▶ **Given task**:
Check each line of the entries below for the string "Выделить"; copy every line where it appears.

▶ **Input**:

========

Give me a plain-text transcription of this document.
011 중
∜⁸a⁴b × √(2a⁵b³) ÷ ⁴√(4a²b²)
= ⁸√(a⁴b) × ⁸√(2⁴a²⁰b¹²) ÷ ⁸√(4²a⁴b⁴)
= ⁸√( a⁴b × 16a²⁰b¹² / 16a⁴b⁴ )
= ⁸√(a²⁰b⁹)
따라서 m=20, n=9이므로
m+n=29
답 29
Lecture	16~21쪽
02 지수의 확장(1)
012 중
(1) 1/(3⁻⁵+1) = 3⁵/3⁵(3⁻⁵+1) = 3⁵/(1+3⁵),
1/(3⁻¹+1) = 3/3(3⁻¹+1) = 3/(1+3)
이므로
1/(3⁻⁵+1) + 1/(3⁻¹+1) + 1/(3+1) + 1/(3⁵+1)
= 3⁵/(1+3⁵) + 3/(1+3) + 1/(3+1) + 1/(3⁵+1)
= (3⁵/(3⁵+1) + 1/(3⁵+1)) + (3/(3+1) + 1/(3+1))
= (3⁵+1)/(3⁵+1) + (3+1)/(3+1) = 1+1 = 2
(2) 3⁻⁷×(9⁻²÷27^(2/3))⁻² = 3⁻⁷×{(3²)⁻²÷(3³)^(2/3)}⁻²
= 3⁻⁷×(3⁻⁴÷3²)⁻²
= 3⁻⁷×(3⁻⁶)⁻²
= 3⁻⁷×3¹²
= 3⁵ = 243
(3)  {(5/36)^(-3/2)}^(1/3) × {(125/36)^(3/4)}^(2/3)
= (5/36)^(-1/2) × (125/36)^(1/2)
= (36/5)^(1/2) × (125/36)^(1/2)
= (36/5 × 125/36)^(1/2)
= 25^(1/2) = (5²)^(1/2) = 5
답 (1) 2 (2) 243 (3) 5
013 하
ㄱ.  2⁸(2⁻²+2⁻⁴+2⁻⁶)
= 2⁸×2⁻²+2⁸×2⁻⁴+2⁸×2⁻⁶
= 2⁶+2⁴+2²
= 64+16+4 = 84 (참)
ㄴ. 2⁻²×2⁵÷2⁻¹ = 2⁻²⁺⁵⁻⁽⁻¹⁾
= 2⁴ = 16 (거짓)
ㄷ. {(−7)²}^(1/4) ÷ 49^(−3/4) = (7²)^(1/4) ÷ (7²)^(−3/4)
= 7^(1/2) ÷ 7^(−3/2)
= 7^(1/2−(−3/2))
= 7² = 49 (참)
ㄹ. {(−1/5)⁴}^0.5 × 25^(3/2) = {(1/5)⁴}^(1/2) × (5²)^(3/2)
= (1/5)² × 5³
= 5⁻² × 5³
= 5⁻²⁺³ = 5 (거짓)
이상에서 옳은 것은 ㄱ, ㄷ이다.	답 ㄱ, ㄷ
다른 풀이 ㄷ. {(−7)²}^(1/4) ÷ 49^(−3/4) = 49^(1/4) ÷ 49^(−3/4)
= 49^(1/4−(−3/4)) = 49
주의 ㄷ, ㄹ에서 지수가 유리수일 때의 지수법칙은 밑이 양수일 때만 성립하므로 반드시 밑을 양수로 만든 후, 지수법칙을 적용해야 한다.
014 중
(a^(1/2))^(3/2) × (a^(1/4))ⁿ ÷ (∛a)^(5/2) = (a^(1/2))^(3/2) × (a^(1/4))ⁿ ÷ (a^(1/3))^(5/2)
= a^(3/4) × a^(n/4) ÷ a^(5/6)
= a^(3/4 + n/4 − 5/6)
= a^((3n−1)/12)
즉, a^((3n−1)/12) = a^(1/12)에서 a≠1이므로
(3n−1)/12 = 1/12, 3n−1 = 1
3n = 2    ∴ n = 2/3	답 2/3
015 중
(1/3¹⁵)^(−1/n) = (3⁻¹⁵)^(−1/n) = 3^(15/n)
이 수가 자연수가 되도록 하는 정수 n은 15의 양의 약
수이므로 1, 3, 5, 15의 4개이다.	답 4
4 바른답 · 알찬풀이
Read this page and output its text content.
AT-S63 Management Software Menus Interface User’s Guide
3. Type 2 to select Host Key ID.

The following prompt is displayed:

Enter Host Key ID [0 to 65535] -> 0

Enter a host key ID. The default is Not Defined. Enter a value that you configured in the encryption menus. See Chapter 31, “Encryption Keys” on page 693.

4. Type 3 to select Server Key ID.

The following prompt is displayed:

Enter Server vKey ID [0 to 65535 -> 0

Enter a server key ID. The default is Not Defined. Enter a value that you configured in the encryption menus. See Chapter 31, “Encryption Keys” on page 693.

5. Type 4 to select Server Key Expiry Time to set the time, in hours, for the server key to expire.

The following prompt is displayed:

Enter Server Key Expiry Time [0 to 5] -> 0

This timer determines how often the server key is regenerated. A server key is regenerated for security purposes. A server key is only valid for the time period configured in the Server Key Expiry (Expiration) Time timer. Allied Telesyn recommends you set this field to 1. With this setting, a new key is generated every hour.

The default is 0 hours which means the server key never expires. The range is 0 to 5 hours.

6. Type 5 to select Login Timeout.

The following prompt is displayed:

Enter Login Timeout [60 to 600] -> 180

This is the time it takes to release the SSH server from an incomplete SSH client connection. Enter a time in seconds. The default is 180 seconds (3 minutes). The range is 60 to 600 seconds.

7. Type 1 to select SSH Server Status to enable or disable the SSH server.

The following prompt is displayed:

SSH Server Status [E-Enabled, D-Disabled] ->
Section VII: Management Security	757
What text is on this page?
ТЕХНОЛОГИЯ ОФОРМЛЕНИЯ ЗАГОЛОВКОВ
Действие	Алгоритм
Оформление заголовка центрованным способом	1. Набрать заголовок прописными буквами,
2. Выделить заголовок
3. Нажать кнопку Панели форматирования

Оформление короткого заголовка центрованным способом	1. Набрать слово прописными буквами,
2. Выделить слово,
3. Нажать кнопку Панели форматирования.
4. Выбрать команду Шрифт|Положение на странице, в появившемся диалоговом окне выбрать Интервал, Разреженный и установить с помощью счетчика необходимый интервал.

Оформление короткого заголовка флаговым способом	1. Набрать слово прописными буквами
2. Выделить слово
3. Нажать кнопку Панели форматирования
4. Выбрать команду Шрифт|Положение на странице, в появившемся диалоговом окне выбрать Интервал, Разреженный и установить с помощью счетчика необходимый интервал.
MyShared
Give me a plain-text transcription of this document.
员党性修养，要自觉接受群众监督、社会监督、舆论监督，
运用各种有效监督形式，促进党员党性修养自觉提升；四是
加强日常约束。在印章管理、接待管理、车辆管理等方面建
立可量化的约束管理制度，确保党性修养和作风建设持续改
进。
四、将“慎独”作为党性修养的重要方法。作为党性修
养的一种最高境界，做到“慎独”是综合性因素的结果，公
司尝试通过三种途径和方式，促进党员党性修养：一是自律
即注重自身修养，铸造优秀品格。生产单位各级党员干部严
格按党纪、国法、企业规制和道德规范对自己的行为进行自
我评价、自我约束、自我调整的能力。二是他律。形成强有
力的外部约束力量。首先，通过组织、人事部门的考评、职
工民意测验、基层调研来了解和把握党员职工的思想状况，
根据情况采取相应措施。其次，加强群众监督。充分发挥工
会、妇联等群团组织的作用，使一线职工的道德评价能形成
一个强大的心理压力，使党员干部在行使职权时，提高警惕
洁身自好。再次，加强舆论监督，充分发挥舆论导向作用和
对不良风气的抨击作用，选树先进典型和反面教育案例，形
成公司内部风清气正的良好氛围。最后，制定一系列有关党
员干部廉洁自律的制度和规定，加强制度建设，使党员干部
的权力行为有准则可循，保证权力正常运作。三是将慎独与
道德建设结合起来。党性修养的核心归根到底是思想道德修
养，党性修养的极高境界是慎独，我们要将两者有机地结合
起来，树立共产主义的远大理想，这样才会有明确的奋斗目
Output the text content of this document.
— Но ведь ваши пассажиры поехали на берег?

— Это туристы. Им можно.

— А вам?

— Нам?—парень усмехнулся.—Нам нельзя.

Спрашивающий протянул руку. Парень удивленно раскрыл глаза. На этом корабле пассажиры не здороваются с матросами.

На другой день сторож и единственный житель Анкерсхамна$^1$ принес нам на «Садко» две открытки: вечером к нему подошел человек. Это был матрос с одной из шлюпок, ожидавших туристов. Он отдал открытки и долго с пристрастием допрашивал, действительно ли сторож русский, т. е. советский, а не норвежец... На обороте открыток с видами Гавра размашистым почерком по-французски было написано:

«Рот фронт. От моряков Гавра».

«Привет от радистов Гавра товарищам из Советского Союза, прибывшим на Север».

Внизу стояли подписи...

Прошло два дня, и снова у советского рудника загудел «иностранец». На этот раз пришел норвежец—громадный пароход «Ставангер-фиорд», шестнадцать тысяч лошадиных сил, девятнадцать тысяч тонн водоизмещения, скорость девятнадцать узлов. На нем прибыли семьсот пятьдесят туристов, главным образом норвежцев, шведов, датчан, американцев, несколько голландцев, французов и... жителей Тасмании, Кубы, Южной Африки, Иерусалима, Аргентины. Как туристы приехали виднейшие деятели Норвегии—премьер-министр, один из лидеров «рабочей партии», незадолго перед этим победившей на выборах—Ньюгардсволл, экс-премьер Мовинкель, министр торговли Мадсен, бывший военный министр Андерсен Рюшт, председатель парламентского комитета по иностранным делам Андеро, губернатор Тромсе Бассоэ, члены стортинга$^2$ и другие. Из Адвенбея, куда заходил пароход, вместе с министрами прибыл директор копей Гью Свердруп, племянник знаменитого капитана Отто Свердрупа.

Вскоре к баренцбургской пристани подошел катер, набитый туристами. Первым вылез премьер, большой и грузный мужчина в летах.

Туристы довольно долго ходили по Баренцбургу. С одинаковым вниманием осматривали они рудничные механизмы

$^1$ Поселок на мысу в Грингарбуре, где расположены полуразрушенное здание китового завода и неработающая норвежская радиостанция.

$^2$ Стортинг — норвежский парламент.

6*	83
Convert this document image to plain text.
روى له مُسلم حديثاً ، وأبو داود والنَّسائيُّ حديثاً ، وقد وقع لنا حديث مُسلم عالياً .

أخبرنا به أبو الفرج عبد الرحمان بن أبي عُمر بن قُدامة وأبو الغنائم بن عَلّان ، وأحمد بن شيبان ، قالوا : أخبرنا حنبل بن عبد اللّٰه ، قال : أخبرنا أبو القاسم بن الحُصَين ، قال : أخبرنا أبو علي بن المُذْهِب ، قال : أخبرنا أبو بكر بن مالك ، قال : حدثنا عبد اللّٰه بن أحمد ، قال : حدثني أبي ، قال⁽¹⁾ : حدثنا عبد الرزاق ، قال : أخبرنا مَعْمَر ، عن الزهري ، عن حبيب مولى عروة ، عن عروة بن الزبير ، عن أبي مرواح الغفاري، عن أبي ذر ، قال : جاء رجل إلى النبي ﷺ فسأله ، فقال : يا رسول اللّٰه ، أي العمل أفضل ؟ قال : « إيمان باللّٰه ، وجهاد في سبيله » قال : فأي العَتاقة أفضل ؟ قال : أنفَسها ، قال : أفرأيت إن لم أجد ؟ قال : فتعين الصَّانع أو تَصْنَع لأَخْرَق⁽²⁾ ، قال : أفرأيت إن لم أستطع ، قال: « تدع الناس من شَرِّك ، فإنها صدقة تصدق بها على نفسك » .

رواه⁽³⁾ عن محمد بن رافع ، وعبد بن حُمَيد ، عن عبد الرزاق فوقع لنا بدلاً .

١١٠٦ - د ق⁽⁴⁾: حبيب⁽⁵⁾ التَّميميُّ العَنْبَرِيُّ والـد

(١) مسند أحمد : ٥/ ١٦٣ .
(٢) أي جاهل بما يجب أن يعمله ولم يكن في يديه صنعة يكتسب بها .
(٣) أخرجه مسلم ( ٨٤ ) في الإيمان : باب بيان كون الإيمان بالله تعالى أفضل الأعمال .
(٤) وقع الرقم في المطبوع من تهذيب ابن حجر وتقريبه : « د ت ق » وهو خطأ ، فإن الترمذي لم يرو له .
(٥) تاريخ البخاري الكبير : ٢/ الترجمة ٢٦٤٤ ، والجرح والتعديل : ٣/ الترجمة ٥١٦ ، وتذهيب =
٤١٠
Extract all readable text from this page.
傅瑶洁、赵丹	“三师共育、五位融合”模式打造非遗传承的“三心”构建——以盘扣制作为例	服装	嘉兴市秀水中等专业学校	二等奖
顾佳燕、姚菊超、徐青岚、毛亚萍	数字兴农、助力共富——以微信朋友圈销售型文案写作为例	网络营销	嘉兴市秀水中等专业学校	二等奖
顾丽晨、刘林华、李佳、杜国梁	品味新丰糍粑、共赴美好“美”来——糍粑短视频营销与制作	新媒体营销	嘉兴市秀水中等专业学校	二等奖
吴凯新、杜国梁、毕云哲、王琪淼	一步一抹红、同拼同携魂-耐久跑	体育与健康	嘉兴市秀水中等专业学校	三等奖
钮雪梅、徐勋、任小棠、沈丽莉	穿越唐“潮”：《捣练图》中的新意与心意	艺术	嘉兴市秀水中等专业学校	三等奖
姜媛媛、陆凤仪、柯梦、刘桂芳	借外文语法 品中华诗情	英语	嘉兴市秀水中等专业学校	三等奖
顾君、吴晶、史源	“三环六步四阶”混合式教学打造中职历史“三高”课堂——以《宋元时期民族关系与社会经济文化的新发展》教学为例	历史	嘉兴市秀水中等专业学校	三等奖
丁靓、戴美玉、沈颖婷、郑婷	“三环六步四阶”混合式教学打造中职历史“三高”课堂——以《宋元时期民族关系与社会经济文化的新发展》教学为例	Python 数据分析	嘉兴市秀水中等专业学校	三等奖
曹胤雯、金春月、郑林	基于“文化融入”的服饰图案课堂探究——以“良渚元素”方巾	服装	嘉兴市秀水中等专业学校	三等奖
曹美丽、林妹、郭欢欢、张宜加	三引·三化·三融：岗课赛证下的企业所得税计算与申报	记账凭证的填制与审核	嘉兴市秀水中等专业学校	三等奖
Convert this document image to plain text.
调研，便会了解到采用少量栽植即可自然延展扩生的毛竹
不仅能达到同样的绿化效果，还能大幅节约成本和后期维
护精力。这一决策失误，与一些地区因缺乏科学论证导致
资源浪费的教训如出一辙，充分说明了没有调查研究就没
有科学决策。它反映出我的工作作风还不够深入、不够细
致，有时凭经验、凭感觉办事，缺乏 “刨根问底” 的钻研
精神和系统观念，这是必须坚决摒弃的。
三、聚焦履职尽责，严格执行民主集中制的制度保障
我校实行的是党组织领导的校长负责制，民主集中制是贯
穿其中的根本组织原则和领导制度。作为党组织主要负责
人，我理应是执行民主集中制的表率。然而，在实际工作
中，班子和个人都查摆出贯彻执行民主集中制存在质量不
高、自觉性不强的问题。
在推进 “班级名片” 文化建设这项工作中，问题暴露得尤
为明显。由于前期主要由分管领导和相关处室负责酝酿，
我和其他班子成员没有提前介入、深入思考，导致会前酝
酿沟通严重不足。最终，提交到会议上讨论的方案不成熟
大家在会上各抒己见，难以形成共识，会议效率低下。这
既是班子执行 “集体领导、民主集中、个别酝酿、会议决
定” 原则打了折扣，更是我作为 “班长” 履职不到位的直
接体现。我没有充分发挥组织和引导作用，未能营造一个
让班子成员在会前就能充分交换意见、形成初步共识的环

========

▶ **Full solution**:
2. Выделить заголовок
2. Выделить слово,
2. Выделить слово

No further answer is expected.